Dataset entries
>> START
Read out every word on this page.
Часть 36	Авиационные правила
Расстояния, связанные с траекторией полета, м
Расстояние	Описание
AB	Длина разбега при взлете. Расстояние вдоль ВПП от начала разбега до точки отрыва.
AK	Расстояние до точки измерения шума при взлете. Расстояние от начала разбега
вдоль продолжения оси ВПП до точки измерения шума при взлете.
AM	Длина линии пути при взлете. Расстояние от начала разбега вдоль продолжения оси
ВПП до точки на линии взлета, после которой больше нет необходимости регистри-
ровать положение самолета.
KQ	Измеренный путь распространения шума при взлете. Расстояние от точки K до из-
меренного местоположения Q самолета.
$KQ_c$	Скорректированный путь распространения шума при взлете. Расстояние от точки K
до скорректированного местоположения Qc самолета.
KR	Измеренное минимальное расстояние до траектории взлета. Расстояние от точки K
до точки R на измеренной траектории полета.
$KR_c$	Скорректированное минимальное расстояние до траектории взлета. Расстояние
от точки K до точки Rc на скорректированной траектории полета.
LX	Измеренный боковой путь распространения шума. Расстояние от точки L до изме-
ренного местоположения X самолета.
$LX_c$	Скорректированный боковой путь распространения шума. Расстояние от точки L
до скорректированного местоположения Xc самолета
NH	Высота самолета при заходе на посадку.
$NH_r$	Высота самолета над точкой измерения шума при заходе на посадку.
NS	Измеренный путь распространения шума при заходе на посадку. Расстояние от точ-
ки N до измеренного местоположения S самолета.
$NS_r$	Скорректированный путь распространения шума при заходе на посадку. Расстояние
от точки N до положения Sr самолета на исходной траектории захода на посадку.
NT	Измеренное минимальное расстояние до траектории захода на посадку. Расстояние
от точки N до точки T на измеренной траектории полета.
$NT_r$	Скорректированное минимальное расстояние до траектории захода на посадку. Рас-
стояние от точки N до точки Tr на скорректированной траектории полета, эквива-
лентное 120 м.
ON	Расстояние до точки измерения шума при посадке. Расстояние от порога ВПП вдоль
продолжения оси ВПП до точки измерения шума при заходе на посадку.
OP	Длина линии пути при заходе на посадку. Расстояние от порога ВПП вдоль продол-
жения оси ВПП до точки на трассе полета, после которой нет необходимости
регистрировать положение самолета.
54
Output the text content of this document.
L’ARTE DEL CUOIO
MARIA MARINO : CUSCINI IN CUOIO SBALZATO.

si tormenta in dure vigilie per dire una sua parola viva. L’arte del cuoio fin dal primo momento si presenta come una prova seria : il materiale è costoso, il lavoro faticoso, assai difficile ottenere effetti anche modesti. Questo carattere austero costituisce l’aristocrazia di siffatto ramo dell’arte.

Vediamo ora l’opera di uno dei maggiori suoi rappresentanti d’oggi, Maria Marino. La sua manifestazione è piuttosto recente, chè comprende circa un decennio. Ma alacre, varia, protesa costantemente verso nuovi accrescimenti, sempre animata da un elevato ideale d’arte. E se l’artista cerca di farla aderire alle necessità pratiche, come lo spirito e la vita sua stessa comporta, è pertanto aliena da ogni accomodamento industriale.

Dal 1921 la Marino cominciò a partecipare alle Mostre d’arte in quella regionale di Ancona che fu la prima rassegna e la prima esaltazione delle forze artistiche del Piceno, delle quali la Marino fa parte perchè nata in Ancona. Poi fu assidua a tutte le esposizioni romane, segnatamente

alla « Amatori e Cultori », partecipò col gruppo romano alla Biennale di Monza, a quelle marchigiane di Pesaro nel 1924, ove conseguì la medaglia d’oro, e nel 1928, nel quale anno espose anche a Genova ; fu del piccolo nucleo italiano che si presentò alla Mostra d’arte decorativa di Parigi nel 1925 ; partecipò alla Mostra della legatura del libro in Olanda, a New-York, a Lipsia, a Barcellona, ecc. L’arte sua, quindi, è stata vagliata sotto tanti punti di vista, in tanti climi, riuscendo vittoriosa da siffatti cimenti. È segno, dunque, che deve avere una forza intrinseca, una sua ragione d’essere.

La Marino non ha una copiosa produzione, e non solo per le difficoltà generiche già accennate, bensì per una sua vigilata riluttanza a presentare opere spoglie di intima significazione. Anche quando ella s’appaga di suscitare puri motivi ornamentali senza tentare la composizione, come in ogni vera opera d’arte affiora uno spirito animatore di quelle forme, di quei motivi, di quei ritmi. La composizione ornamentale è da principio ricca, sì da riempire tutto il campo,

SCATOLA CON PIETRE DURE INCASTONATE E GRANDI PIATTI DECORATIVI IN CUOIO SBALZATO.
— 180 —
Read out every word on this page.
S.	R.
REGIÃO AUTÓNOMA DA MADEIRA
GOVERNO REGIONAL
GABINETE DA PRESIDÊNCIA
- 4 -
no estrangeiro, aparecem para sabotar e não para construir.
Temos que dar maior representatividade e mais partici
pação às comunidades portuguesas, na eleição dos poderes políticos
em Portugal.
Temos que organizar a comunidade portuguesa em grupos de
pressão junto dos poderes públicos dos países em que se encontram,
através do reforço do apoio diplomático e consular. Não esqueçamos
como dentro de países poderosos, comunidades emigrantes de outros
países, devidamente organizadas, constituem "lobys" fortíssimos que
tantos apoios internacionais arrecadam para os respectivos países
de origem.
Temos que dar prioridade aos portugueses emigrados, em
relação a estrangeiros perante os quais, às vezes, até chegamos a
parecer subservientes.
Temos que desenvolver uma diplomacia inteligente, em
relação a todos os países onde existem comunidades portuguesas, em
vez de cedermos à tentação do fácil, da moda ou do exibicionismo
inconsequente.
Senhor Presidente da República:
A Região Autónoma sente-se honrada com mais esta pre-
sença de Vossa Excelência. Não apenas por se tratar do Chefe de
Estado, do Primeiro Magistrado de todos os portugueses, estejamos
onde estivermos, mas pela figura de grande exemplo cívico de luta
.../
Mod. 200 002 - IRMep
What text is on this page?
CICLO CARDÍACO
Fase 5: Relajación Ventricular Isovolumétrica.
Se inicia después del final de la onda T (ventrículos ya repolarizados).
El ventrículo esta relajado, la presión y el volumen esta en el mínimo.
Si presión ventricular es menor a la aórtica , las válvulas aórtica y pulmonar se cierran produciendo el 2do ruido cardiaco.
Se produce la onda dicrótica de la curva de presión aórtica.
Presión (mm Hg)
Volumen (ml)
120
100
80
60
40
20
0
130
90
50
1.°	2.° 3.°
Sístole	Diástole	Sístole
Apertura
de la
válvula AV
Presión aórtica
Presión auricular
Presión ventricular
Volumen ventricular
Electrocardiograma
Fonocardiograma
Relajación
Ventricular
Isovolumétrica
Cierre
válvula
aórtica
>> END
◆ WHAT THE TASK ASKS
Your answer should be a single number: the count of lines that contain "text".

◆ CORRECT ANSWER
2